**THE EXERCISE:** Filter the entries that follow, copying every line in which the word "temperatura" appears.

===============

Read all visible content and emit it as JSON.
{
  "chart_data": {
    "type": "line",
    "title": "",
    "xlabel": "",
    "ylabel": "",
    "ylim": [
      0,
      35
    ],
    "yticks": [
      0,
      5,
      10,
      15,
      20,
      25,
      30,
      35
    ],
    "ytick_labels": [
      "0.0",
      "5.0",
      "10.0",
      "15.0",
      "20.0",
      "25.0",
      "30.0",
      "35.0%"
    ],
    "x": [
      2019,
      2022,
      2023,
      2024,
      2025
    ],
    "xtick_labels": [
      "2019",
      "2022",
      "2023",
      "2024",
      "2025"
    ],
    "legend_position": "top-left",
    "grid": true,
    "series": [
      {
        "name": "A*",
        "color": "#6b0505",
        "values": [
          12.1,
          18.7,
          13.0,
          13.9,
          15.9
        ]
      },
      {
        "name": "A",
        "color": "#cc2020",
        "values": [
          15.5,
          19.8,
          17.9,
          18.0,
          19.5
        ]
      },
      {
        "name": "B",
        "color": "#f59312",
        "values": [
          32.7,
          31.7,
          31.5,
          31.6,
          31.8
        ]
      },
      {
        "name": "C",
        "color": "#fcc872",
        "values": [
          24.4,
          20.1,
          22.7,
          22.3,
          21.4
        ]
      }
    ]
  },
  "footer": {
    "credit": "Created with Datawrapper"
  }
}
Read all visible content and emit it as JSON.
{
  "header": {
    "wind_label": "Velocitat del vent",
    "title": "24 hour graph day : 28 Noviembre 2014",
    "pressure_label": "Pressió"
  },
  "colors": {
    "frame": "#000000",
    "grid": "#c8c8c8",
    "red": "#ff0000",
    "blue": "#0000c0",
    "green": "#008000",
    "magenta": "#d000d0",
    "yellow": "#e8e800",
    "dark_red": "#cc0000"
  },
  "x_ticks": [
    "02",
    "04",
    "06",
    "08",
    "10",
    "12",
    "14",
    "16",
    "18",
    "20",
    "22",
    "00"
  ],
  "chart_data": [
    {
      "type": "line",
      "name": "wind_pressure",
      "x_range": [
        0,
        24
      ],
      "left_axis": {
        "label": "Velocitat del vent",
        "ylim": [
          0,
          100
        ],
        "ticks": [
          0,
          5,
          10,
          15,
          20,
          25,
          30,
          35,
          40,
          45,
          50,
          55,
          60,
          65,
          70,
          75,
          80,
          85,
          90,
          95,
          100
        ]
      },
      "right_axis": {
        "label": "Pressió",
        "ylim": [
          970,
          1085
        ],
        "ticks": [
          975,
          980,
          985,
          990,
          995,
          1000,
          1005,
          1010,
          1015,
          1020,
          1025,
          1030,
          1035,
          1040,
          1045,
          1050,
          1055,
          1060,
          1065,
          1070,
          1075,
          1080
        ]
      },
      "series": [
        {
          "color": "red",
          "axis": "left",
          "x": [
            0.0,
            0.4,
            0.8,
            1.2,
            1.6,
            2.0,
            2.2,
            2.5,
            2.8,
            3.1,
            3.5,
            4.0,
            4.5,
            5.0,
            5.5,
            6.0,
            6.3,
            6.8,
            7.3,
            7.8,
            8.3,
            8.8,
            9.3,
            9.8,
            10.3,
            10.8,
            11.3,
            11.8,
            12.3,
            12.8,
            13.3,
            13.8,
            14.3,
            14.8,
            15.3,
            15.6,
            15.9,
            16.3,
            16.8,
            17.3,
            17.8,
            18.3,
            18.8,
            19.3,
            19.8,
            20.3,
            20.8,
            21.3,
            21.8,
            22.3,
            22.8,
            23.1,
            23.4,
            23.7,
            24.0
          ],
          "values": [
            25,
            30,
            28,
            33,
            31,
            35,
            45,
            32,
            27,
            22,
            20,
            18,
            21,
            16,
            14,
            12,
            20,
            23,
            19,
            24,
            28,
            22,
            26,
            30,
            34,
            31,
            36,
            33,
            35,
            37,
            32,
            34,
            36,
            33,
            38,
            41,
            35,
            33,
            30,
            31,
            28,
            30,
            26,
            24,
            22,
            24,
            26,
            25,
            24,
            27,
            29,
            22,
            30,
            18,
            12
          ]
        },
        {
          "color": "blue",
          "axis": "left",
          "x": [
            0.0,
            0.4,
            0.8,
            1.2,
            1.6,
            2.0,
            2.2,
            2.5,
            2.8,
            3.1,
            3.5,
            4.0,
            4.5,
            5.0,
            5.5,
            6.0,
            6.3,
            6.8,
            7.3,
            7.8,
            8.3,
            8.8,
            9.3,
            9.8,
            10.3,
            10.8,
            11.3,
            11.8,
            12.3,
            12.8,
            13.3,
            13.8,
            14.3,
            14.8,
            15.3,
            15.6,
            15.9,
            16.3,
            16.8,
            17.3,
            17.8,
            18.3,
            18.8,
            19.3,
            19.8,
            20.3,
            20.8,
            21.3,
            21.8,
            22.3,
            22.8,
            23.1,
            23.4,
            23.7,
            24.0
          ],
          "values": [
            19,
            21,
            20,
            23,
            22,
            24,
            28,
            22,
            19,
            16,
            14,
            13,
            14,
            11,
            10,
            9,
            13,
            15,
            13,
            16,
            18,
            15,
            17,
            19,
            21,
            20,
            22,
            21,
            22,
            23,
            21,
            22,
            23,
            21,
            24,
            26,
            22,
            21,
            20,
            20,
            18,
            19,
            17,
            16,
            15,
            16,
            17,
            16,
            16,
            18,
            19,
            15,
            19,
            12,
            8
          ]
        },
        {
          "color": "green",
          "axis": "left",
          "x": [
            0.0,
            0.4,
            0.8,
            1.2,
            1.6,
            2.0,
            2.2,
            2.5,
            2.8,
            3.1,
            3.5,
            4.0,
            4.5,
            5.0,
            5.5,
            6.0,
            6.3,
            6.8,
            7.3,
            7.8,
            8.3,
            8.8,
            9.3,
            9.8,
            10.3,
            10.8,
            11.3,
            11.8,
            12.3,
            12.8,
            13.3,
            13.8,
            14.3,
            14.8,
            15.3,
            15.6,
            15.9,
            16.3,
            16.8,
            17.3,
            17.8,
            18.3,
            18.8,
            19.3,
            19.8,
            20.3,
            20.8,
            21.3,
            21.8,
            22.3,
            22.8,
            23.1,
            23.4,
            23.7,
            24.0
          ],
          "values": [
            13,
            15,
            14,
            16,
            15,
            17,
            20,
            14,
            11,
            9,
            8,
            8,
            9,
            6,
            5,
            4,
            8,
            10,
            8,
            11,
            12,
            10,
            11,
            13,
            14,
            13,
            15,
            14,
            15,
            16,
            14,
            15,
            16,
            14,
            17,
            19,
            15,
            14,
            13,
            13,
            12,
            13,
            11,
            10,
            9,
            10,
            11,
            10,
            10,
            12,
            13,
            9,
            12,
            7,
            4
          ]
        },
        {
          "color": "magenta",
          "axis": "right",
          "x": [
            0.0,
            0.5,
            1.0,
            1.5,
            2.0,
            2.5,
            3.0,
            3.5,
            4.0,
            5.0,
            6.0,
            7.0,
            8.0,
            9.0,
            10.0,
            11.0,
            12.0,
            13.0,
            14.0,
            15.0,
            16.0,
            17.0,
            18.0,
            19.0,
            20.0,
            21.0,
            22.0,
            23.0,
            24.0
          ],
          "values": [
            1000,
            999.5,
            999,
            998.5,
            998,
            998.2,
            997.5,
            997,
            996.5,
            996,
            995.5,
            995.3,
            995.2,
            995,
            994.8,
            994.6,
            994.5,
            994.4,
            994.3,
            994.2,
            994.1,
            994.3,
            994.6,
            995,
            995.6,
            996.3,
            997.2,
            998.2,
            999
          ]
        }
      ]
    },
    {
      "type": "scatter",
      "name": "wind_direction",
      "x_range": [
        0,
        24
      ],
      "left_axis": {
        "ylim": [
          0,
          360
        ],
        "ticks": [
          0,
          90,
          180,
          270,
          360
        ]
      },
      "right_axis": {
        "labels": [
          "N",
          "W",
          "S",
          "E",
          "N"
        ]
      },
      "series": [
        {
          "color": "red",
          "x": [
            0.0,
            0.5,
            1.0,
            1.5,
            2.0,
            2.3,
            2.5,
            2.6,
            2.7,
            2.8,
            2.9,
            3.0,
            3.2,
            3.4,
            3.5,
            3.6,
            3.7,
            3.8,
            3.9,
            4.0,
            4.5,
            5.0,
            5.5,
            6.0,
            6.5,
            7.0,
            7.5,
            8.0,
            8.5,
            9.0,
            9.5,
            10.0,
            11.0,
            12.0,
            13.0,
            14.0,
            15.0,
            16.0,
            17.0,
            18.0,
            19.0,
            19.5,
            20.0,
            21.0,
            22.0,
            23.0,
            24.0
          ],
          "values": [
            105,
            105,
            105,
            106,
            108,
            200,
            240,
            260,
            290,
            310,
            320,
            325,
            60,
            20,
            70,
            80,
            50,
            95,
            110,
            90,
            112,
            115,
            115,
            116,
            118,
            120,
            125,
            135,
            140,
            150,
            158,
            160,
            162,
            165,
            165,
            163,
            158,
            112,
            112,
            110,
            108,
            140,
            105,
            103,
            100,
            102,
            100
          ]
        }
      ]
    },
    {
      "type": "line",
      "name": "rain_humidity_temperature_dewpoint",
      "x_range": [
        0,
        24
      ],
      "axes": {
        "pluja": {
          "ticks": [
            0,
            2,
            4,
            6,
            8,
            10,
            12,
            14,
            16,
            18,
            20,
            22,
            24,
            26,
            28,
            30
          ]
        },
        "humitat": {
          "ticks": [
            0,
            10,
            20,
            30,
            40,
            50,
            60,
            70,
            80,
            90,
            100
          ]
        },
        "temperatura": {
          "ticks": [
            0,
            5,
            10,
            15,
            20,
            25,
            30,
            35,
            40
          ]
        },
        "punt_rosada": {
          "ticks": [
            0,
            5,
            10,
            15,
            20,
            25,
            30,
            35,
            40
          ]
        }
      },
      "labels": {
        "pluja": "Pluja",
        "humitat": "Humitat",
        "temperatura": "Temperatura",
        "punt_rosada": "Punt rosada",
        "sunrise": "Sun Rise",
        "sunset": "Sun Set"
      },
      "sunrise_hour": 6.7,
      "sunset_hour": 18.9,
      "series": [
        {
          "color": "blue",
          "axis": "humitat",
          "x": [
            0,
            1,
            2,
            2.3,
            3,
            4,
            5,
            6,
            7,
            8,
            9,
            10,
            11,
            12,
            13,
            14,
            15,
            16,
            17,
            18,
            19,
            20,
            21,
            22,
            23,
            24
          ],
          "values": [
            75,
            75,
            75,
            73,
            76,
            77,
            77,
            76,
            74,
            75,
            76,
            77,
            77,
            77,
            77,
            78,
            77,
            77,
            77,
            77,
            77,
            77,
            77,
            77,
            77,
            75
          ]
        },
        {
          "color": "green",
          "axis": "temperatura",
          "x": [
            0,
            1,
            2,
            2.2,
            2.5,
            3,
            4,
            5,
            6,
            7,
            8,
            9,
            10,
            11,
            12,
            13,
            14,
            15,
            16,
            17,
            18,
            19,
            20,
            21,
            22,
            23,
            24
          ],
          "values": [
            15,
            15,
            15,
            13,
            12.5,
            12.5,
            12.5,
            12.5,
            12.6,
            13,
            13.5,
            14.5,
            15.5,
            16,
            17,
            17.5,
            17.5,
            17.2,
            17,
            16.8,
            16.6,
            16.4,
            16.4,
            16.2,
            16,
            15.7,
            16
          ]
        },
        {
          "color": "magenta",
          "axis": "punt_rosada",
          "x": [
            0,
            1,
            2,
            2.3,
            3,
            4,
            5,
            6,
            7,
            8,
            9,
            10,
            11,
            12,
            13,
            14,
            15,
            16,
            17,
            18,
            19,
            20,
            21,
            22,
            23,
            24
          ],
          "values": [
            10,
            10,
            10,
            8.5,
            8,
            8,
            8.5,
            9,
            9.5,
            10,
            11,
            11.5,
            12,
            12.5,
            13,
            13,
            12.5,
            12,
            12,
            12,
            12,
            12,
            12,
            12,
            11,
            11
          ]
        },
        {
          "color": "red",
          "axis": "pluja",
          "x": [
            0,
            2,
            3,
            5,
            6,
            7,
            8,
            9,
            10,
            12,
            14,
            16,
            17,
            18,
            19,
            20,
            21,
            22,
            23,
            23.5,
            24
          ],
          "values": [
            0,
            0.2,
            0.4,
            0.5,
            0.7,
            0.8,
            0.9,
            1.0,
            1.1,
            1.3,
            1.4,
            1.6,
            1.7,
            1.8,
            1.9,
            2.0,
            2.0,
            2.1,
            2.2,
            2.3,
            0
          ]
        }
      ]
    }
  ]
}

===============

**EXERCISE OUTPUT:**
        "temperatura": {
        "temperatura": "Temperatura",
          "axis": "temperatura",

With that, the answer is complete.